*Data listing*:
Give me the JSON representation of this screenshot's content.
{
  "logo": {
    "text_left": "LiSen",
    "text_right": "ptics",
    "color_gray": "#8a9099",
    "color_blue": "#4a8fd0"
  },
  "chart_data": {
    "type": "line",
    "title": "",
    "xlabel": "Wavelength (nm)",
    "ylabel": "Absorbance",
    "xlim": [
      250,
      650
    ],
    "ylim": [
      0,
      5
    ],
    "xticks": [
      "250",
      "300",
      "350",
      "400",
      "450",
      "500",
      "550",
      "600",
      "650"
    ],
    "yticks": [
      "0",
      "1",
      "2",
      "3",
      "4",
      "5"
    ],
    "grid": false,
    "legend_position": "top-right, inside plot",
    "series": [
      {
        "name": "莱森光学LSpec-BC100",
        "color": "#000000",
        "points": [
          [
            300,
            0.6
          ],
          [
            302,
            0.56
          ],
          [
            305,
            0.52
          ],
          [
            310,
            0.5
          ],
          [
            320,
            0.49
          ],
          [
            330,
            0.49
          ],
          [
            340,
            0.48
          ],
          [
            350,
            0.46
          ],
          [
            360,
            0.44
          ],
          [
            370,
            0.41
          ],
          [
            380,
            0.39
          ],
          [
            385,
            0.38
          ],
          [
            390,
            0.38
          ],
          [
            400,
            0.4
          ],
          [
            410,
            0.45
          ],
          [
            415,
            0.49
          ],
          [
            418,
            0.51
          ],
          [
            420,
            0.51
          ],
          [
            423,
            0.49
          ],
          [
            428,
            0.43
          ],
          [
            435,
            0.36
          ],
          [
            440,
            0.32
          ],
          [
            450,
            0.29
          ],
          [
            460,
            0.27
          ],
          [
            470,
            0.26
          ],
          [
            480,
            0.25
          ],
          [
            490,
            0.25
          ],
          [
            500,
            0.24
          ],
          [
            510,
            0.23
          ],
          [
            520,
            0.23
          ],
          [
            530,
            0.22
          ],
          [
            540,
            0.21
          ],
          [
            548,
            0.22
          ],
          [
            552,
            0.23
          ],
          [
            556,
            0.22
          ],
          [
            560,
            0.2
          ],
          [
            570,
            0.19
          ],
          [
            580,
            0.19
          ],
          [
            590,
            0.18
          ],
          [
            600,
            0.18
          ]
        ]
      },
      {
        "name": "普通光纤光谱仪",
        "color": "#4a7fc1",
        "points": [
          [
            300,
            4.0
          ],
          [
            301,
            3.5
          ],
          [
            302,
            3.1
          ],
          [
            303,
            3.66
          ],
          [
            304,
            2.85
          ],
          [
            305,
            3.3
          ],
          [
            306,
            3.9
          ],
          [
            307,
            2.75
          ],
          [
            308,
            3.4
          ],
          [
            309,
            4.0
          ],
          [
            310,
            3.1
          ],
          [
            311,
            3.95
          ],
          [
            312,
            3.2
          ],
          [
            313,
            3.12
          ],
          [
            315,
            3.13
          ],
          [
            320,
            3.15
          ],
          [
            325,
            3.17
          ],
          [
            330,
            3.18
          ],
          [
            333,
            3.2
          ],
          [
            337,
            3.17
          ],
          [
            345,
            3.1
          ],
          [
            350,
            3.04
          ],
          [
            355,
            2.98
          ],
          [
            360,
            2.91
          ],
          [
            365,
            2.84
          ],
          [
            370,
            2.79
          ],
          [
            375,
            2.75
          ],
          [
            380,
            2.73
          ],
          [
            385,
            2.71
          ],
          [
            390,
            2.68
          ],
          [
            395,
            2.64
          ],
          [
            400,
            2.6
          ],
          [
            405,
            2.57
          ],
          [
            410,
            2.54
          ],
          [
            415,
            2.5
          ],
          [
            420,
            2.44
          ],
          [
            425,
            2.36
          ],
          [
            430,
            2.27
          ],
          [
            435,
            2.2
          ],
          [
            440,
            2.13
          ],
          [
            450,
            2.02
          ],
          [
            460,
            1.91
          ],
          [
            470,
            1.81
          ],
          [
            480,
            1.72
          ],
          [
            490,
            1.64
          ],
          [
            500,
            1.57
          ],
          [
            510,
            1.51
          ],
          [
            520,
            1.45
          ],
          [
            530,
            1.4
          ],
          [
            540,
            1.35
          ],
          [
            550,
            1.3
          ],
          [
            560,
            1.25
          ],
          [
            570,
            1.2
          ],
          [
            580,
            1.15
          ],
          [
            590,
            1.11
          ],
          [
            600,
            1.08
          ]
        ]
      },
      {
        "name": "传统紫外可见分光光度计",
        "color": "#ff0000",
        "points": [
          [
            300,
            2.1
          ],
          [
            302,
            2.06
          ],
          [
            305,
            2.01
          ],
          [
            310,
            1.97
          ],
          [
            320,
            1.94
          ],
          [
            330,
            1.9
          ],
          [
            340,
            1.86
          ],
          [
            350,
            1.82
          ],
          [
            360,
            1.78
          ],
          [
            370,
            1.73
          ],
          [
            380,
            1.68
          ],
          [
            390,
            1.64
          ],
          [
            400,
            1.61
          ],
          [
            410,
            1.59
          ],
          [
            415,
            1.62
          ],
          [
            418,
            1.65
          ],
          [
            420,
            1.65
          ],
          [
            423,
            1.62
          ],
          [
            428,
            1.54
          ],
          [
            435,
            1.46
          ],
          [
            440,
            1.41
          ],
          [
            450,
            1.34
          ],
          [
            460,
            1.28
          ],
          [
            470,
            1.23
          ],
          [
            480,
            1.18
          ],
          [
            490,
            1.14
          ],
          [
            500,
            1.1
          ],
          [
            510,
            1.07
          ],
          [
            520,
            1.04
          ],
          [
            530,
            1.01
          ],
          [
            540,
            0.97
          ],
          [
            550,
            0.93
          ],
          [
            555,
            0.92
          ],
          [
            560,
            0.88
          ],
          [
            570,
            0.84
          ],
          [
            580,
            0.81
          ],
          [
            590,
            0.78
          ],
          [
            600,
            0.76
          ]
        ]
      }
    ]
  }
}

*Directions*: Take each line containing the string "name" and copy it out.

*Answer*:
        "name": "莱森光学LSpec-BC100",
        "name": "普通光纤光谱仪",
        "name": "传统紫外可见分光光度计",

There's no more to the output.